▶ [EXERCISE] Your copy of the material below should match it exactly, except that it holds no pictures.
------------------------
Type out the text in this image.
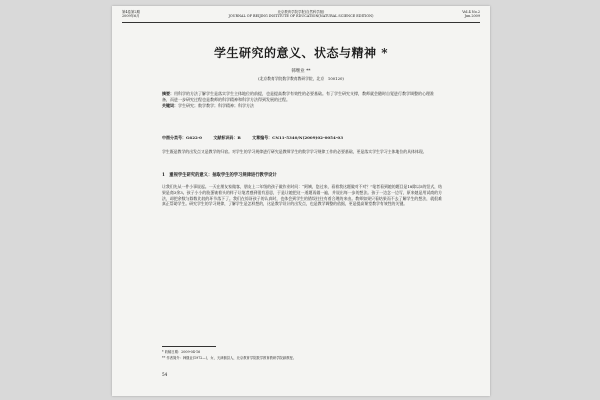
第4卷第2期
2009年6月
北京教育学院学报(自然科学版)
JOURNAL OF BEIJING INSTITUTE OF EDUCATION(NATURAL SCIENCE EDITION)
Vol.4 No.2
Jun.2009
学生研究的意义、状态与精神 *
韩继业 **
(北京教育学院数学教育教研学院，北京　100120)
摘要：用科学的方法了解学生是落实学生主体地位的前提，也是提高教学有效性的必要基础。有了学生研究支撑，教师就会随时自觉进行教学调整的心理准备，而进一步研究过程也是教师的科学精神和科学方法得到发展的过程。
关键词：学生研究；数学教学；科学精神；科学方法
中图分类号：G622·0	文献标识码：B	文章编号：CN11-5340/N(2009)02-0054-03
学生既是教学的出发点又是教学的归宿。对学生的学习规律进行研究是教师学生的数学学习规律工作的必要基础，更是落实学生学习主体地位的具体体现。
1　重视学生研究的意义：抽取学生的学习规律进行教学设计
让我们先从一件小事说起。一天在朋友家做客，朋友上二年级的孩子做作业时问：“阿姨，您过来，看着我这题做对不对？”笔者看到她的题目是18除以5的竖式，结果是商3余3。孩子小小的脸蛋皱着头的样子让笔者感到很有意思，于是让她把这一道题再做一遍，并说出每一步的想法。孩子一边念一边写，原来她是用试商的方法，却把余数与除数比较的环节落下了。我们在惊讶孩子的认真时，也体会到学生的错误往往有着合理的来由。教师如果只看结果而不去了解学生的想法，就很难真正帮助学生。研究学生的学习规律，了解学生是怎样想的，这是教学设计的出发点，也是教学调整的依据，更是提高课堂教学有效性的关键。
* 收稿日期：2009-04-16
** 作者简介：韩继业(1972—)，女，天津蓟县人，北京教育学院数学教育教研学院副教授。
54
------------------------
▶ [EXERCISE OUTPUT]
Type out the text in this image.
第4卷第2期
2009年6月
北京教育学院学报(自然科学版)
JOURNAL OF BEIJING INSTITUTE OF EDUCATION(NATURAL SCIENCE EDITION)
Vol.4 No.2
Jun.2009
学生研究的意义、状态与精神 *
韩继业 **
(北京教育学院数学教育教研学院，北京　100120)
摘要：用科学的方法了解学生是落实学生主体地位的前提，也是提高教学有效性的必要基础。有了学生研究支撑，教师就会随时自觉进行教学调整的心理准备，而进一步研究过程也是教师的科学精神和科学方法得到发展的过程。
关键词：学生研究；数学教学；科学精神；科学方法
中图分类号：G622·0	文献标识码：B	文章编号：CN11-5340/N(2009)02-0054-03
学生既是教学的出发点又是教学的归宿。对学生的学习规律进行研究是教师学生的数学学习规律工作的必要基础，更是落实学生学习主体地位的具体体现。
1　重视学生研究的意义：抽取学生的学习规律进行教学设计
让我们先从一件小事说起。一天在朋友家做客，朋友上二年级的孩子做作业时问：“阿姨，您过来，看着我这题做对不对？”笔者看到她的题目是18除以5的竖式，结果是商3余3。孩子小小的脸蛋皱着头的样子让笔者感到很有意思，于是让她把这一道题再做一遍，并说出每一步的想法。孩子一边念一边写，原来她是用试商的方法，却把余数与除数比较的环节落下了。我们在惊讶孩子的认真时，也体会到学生的错误往往有着合理的来由。教师如果只看结果而不去了解学生的想法，就很难真正帮助学生。研究学生的学习规律，了解学生是怎样想的，这是教学设计的出发点，也是教学调整的依据，更是提高课堂教学有效性的关键。
* 收稿日期：2009-04-16
** 作者简介：韩继业(1972—)，女，天津蓟县人，北京教育学院数学教育教研学院副教授。
54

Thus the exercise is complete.